▶ Exercise input:
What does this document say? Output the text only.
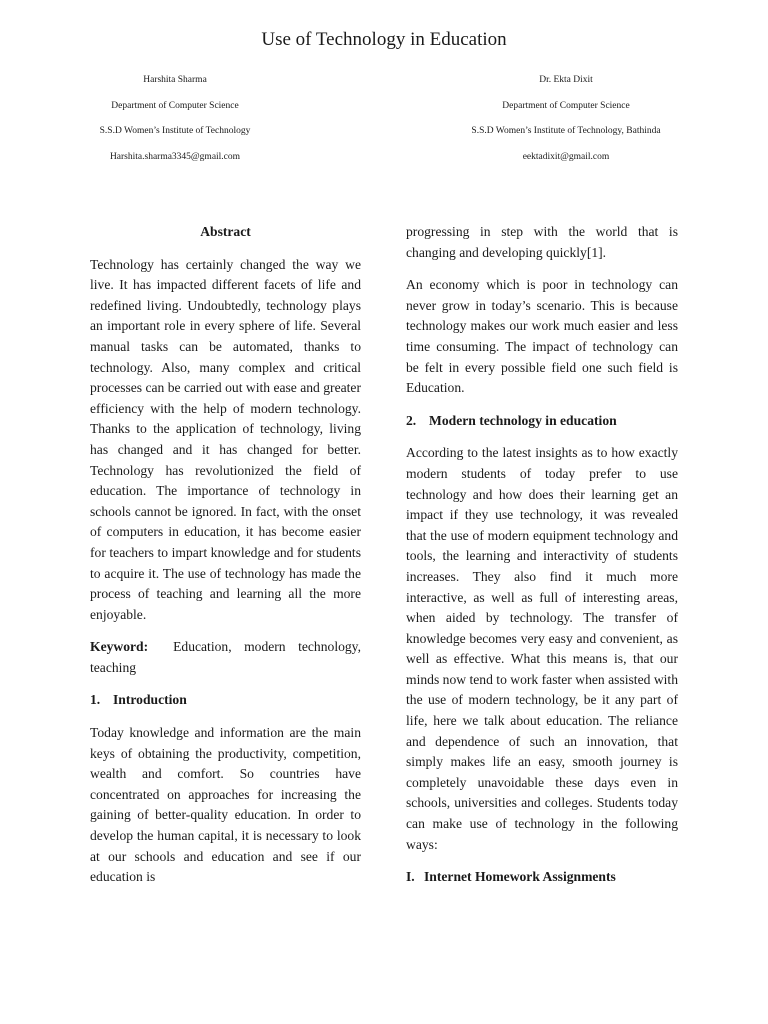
Use of Technology in Education
Harshita Sharma
Department of Computer Science
S.S.D Women’s Institute of Technology
Harshita.sharma3345@gmail.com
Dr. Ekta Dixit
Department of Computer Science
S.S.D Women’s Institute of Technology, Bathinda
eektadixit@gmail.com
Abstract

Technology has certainly changed the way we live. It has impacted different facets of life and redefined living. Undoubtedly, technology plays an important role in every sphere of life. Several manual tasks can be automated, thanks to technology. Also, many complex and critical processes can be carried out with ease and greater efficiency with the help of modern technology. Thanks to the application of technology, living has changed and it has changed for better. Technology has revolutionized the field of education. The importance of technology in schools cannot be ignored. In fact, with the onset of computers in education, it has become easier for teachers to impart knowledge and for students to acquire it. The use of technology has made the process of teaching and learning all the more enjoyable.

Keyword: Education, modern technology, teaching

1. Introduction

Today knowledge and information are the main keys of obtaining the productivity, competition, wealth and comfort. So countries have concentrated on approaches for increasing the gaining of better-quality education. In order to develop the human capital, it is necessary to look at our schools and education and see if our education is

progressing in step with the world that is changing and developing quickly[1].

An economy which is poor in technology can never grow in today’s scenario. This is because technology makes our work much easier and less time consuming. The impact of technology can be felt in every possible field one such field is Education.

2. Modern technology in education

According to the latest insights as to how exactly modern students of today prefer to use technology and how does their learning get an impact if they use technology, it was revealed that the use of modern equipment technology and tools, the learning and interactivity of students increases. They also find it much more interactive, as well as full of interesting areas, when aided by technology. The transfer of knowledge becomes very easy and convenient, as well as effective. What this means is, that our minds now tend to work faster when assisted with the use of modern technology, be it any part of life, here we talk about education. The reliance and dependence of such an innovation, that simply makes life an easy, smooth journey is completely unavoidable these days even in schools, universities and colleges. Students today can make use of technology in the following ways:

I. Internet Homework Assignments
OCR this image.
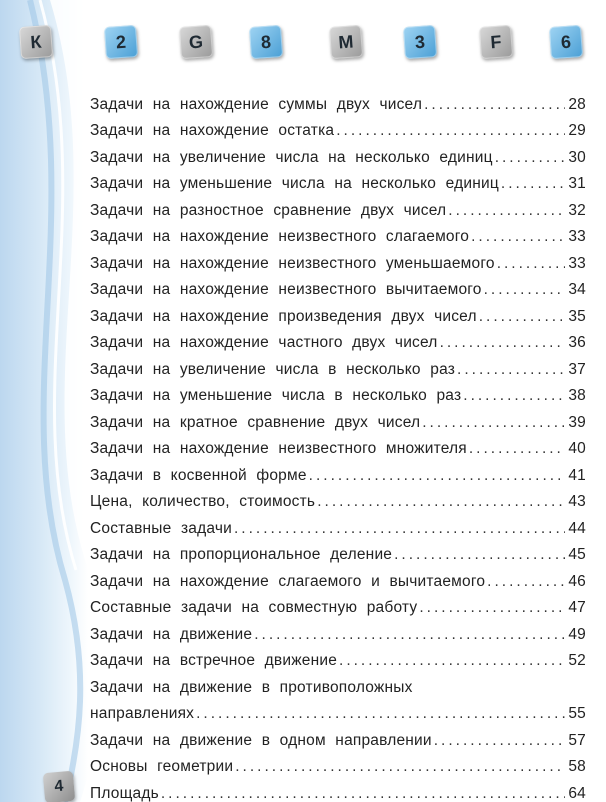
К	2	G	8	M	3	F	6
Задачи на нахождение суммы двух чисел .....	28
Задачи на нахождение остатка .....	29
Задачи на увеличение числа на несколько единиц .....	30
Задачи на уменьшение числа на несколько единиц .....	31
Задачи на разностное сравнение двух чисел .....	32
Задачи на нахождение неизвестного слагаемого .....	33
Задачи на нахождение неизвестного уменьшаемого .....	33
Задачи на нахождение неизвестного вычитаемого .....	34
Задачи на нахождение произведения двух чисел .....	35
Задачи на нахождение частного двух чисел .....	36
Задачи на увеличение числа в несколько раз .....	37
Задачи на уменьшение числа в несколько раз .....	38
Задачи на кратное сравнение двух чисел .....	39
Задачи на нахождение неизвестного множителя .....	40
Задачи в косвенной форме .....	41
Цена, количество, стоимость .....	43
Составные задачи .....	44
Задачи на пропорциональное деление .....	45
Задачи на нахождение слагаемого и вычитаемого .....	46
Составные задачи на совместную работу .....	47
Задачи на движение .....	49
Задачи на встречное движение .....	52
Задачи на движение в противоположных
направлениях .....	55
Задачи на движение в одном направлении .....	57
Основы геометрии .....	58
Площадь .....	64
4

▶ Task directions:
Reproduce each line exactly as it appears, omitting the pictures.

▶ Solution to the problem:
What does this document say? Output the text only.
Use of Technology in Education
Harshita Sharma
Department of Computer Science
S.S.D Women’s Institute of Technology
Harshita.sharma3345@gmail.com
Dr. Ekta Dixit
Department of Computer Science
S.S.D Women’s Institute of Technology, Bathinda
eektadixit@gmail.com
Abstract

Technology has certainly changed the way we live. It has impacted different facets of life and redefined living. Undoubtedly, technology plays an important role in every sphere of life. Several manual tasks can be automated, thanks to technology. Also, many complex and critical processes can be carried out with ease and greater efficiency with the help of modern technology. Thanks to the application of technology, living has changed and it has changed for better. Technology has revolutionized the field of education. The importance of technology in schools cannot be ignored. In fact, with the onset of computers in education, it has become easier for teachers to impart knowledge and for students to acquire it. The use of technology has made the process of teaching and learning all the more enjoyable.

Keyword: Education, modern technology, teaching

1. Introduction

Today knowledge and information are the main keys of obtaining the productivity, competition, wealth and comfort. So countries have concentrated on approaches for increasing the gaining of better-quality education. In order to develop the human capital, it is necessary to look at our schools and education and see if our education is

progressing in step with the world that is changing and developing quickly[1].

An economy which is poor in technology can never grow in today’s scenario. This is because technology makes our work much easier and less time consuming. The impact of technology can be felt in every possible field one such field is Education.

2. Modern technology in education

According to the latest insights as to how exactly modern students of today prefer to use technology and how does their learning get an impact if they use technology, it was revealed that the use of modern equipment technology and tools, the learning and interactivity of students increases. They also find it much more interactive, as well as full of interesting areas, when aided by technology. The transfer of knowledge becomes very easy and convenient, as well as effective. What this means is, that our minds now tend to work faster when assisted with the use of modern technology, be it any part of life, here we talk about education. The reliance and dependence of such an innovation, that simply makes life an easy, smooth journey is completely unavoidable these days even in schools, universities and colleges. Students today can make use of technology in the following ways:

I. Internet Homework Assignments
OCR this image.
К	2	G	8	M	3	F	6
Задачи на нахождение суммы двух чисел .....	28
Задачи на нахождение остатка .....	29
Задачи на увеличение числа на несколько единиц .....	30
Задачи на уменьшение числа на несколько единиц .....	31
Задачи на разностное сравнение двух чисел .....	32
Задачи на нахождение неизвестного слагаемого .....	33
Задачи на нахождение неизвестного уменьшаемого .....	33
Задачи на нахождение неизвестного вычитаемого .....	34
Задачи на нахождение произведения двух чисел .....	35
Задачи на нахождение частного двух чисел .....	36
Задачи на увеличение числа в несколько раз .....	37
Задачи на уменьшение числа в несколько раз .....	38
Задачи на кратное сравнение двух чисел .....	39
Задачи на нахождение неизвестного множителя .....	40
Задачи в косвенной форме .....	41
Цена, количество, стоимость .....	43
Составные задачи .....	44
Задачи на пропорциональное деление .....	45
Задачи на нахождение слагаемого и вычитаемого .....	46
Составные задачи на совместную работу .....	47
Задачи на движение .....	49
Задачи на встречное движение .....	52
Задачи на движение в противоположных
направлениях .....	55
Задачи на движение в одном направлении .....	57
Основы геометрии .....	58
Площадь .....	64
4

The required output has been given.